Task instructions: Among the lines listed below, count those that include the string "name", and state only the count.

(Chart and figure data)
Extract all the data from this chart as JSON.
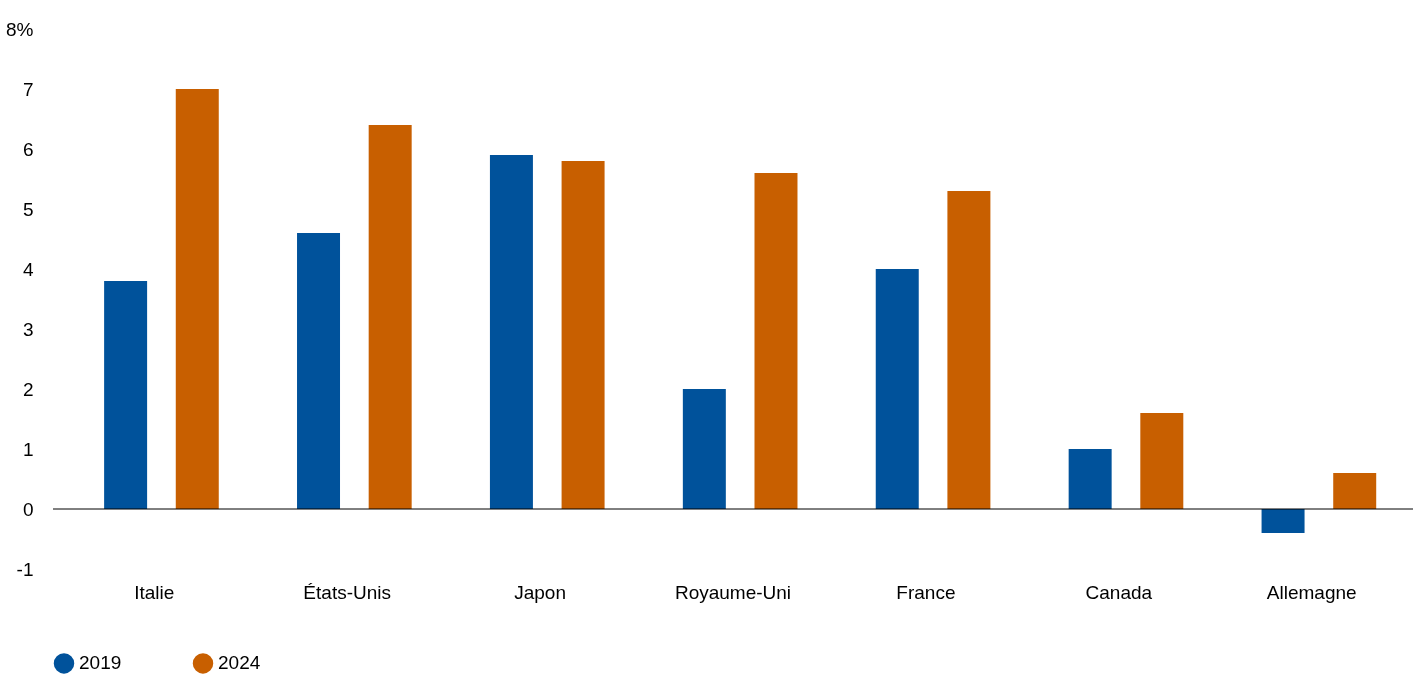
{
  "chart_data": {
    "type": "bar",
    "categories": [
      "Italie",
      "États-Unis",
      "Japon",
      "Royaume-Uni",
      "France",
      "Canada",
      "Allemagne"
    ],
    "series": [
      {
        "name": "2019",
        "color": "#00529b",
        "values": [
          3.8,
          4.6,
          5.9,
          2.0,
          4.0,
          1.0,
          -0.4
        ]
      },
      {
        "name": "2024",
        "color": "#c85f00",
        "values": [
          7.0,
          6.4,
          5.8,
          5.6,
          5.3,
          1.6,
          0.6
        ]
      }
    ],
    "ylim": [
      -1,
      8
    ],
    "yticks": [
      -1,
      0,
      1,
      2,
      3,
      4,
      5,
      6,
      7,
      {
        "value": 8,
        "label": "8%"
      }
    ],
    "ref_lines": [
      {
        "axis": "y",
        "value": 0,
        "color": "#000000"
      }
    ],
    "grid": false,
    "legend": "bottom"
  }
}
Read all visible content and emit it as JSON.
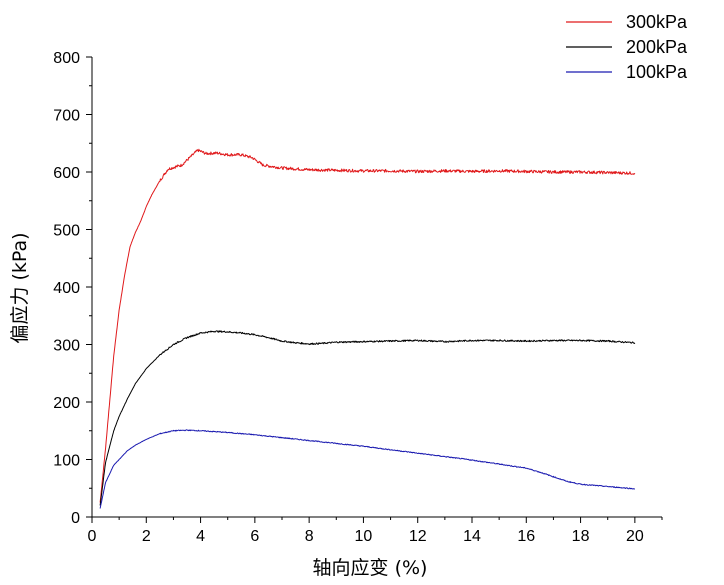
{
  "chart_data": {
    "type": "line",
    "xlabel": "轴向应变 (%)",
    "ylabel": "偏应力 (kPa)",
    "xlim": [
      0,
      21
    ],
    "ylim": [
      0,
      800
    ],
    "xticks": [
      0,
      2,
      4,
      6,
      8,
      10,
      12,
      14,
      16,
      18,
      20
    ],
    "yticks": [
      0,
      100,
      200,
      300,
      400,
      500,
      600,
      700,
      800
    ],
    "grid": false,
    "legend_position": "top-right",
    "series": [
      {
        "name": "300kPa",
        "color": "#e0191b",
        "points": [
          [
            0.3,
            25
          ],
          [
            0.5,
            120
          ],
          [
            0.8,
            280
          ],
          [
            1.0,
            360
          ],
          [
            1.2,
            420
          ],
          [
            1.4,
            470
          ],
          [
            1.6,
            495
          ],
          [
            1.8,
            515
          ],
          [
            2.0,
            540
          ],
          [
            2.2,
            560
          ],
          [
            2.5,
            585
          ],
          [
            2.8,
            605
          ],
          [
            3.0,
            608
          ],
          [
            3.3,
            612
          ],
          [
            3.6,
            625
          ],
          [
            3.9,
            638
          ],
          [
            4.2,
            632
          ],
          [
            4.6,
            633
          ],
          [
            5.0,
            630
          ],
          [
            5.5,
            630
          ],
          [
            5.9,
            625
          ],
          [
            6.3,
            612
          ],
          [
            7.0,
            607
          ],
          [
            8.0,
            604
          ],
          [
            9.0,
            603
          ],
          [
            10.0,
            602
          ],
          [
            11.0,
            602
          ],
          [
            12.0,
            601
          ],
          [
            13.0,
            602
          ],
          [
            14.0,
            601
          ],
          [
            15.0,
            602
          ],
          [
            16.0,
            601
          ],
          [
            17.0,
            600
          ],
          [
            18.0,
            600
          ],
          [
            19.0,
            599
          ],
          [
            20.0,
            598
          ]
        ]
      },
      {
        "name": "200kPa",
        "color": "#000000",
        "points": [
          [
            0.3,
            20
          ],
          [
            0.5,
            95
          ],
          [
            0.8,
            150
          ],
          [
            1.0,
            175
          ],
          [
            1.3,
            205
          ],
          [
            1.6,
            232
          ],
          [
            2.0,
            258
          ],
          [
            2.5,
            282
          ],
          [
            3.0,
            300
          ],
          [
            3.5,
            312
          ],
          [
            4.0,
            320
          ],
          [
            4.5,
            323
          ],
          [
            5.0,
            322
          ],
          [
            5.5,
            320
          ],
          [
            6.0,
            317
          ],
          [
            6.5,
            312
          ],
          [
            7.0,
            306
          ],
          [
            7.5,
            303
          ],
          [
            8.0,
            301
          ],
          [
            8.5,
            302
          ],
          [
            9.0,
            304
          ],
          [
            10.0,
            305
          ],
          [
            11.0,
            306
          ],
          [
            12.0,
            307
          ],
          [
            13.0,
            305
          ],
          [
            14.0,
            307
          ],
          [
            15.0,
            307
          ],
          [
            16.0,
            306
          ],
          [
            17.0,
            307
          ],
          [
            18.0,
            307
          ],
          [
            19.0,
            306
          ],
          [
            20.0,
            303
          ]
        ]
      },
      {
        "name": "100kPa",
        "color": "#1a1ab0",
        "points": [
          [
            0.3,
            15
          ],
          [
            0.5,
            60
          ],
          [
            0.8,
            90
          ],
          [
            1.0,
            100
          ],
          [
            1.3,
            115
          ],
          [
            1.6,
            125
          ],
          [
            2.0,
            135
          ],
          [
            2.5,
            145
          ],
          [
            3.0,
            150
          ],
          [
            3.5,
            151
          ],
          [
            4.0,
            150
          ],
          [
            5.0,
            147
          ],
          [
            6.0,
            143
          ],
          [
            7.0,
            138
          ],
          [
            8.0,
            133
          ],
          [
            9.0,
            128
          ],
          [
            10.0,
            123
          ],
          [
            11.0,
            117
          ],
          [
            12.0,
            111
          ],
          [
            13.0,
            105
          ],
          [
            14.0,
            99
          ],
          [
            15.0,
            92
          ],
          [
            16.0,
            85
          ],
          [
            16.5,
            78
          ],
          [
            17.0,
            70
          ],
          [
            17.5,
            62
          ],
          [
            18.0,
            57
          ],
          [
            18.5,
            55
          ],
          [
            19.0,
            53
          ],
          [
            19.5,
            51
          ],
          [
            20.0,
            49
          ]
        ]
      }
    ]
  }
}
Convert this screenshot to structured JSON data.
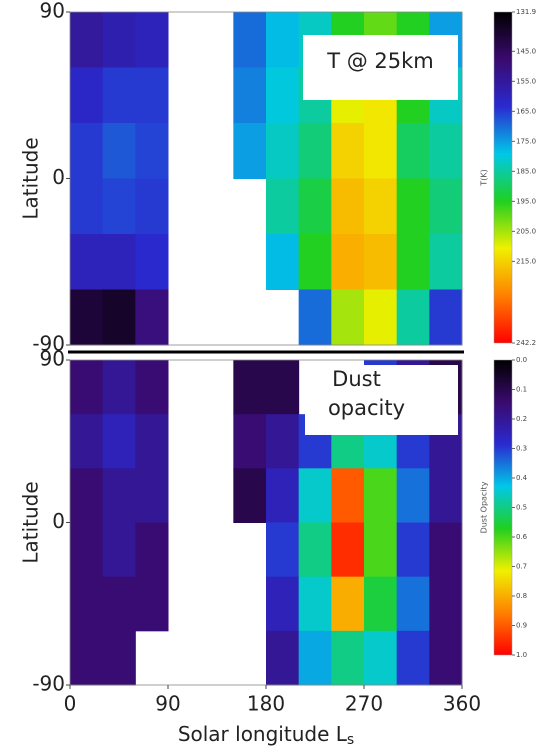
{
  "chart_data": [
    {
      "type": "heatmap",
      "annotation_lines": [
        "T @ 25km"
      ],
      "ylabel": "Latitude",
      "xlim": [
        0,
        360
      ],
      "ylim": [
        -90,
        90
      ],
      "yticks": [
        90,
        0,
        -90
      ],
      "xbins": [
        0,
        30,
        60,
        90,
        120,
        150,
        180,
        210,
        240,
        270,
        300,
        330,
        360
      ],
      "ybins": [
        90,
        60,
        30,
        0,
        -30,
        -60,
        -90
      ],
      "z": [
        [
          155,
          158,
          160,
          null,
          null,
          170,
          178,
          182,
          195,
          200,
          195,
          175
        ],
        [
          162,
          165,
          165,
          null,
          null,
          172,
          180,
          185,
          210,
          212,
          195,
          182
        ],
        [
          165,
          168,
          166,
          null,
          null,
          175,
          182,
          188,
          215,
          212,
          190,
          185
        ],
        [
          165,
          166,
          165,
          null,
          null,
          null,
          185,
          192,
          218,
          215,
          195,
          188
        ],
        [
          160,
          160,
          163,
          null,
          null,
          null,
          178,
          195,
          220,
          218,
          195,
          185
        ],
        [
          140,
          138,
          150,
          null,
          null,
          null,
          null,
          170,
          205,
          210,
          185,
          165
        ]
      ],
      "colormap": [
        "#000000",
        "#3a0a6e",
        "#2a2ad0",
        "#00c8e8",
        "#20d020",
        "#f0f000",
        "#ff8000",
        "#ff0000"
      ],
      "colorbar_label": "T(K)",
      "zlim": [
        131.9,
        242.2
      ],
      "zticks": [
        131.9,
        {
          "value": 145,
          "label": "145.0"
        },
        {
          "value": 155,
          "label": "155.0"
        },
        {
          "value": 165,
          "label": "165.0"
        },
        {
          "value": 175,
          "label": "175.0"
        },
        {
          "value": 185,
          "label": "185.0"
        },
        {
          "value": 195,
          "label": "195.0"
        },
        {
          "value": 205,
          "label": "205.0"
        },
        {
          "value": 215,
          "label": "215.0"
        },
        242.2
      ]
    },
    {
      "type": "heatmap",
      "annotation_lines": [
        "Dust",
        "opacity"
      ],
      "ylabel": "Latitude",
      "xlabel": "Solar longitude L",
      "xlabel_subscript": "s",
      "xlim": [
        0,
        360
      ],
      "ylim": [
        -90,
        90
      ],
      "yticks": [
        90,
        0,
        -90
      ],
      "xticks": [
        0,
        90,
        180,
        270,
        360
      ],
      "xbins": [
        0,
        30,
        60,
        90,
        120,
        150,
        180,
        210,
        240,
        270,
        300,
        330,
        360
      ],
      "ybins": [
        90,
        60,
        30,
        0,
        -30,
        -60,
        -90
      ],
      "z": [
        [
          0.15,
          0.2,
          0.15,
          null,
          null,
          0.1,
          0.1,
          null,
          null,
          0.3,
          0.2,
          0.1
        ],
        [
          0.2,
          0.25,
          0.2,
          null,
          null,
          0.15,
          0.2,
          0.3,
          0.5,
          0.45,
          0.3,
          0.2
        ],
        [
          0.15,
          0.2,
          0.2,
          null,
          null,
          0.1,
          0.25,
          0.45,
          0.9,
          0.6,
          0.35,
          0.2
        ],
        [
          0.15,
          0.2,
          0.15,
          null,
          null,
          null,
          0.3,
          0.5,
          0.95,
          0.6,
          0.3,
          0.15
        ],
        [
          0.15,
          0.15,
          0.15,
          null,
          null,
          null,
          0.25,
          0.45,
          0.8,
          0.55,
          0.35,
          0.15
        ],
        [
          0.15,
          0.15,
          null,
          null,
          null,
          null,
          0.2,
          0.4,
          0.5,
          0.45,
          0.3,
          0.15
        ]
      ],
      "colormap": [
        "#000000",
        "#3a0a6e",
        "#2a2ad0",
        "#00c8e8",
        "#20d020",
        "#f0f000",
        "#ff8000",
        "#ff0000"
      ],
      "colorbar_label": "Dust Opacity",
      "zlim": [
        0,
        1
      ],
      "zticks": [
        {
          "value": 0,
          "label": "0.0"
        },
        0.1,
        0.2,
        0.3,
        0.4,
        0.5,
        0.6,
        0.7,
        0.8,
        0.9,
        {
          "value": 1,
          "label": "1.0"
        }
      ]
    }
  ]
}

Answer to this task: 5